## PROBLEM DETAILS
In the data below, locate each line with the word "C₂H₄" and list it.

#### MATERIAL ####

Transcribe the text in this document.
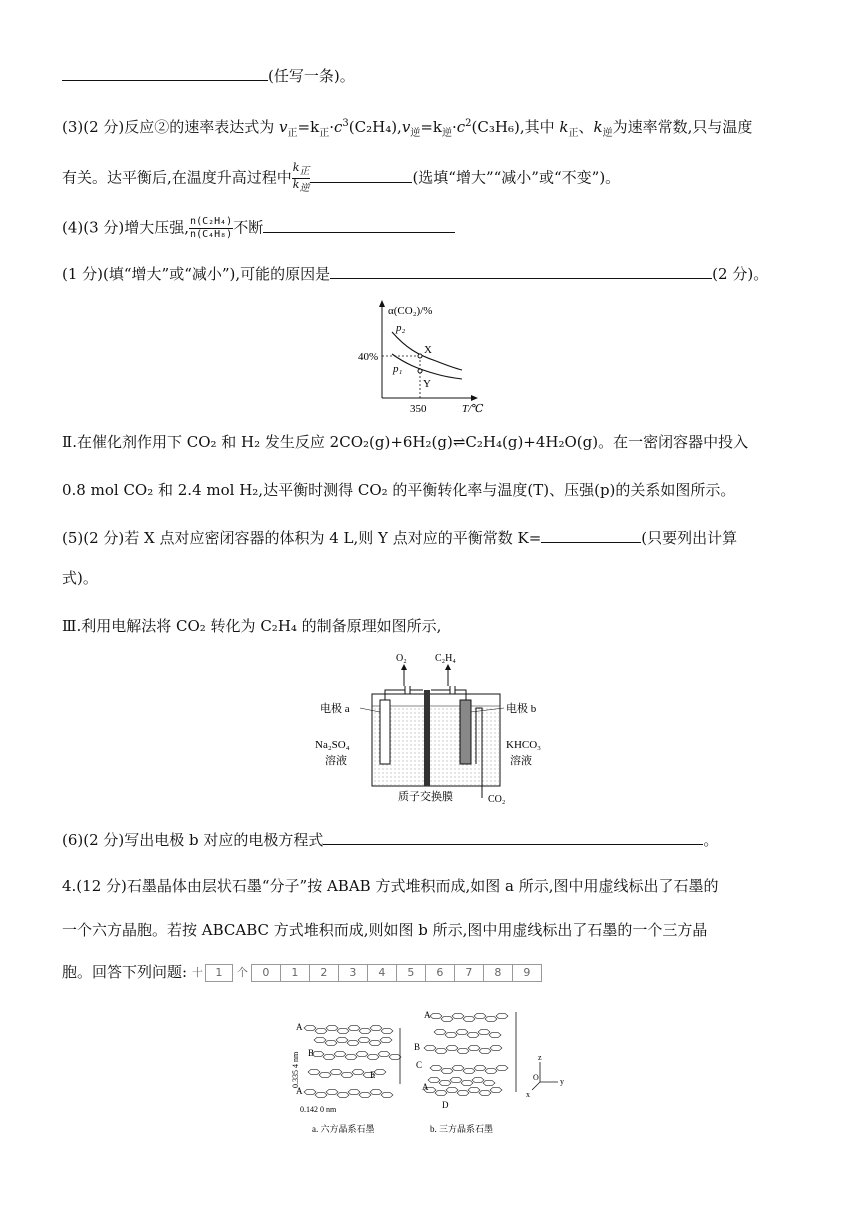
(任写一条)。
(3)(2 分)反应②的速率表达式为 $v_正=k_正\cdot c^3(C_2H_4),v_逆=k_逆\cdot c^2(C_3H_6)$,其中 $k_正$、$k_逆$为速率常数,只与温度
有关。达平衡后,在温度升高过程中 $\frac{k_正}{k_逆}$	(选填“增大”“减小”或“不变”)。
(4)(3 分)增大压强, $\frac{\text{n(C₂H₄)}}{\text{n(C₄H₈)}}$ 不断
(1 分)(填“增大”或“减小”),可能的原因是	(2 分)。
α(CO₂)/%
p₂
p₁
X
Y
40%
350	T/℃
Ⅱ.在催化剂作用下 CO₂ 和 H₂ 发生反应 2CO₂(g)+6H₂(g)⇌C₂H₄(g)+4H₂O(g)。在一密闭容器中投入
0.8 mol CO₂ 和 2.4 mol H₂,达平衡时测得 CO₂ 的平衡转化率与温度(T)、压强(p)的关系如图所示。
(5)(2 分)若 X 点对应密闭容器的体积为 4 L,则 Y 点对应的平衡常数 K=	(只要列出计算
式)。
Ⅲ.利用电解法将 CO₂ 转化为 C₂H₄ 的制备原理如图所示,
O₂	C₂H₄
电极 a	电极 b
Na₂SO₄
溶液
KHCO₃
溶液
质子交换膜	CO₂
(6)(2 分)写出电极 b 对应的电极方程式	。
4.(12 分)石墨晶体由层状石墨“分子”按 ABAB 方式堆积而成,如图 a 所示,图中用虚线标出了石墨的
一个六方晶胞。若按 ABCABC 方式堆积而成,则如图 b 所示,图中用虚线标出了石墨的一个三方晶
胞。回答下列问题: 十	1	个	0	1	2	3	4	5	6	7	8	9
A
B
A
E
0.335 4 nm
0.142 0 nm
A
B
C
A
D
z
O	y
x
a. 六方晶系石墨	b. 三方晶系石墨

####

## RESULT OF THE TASK
(4)(3 分)增大压强, $\frac{\text{n(C₂H₄)}}{\text{n(C₄H₈)}}$ 不断
Ⅱ.在催化剂作用下 CO₂ 和 H₂ 发生反应 2CO₂(g)+6H₂(g)⇌C₂H₄(g)+4H₂O(g)。在一密闭容器中投入
Ⅲ.利用电解法将 CO₂ 转化为 C₂H₄ 的制备原理如图所示,
O₂	C₂H₄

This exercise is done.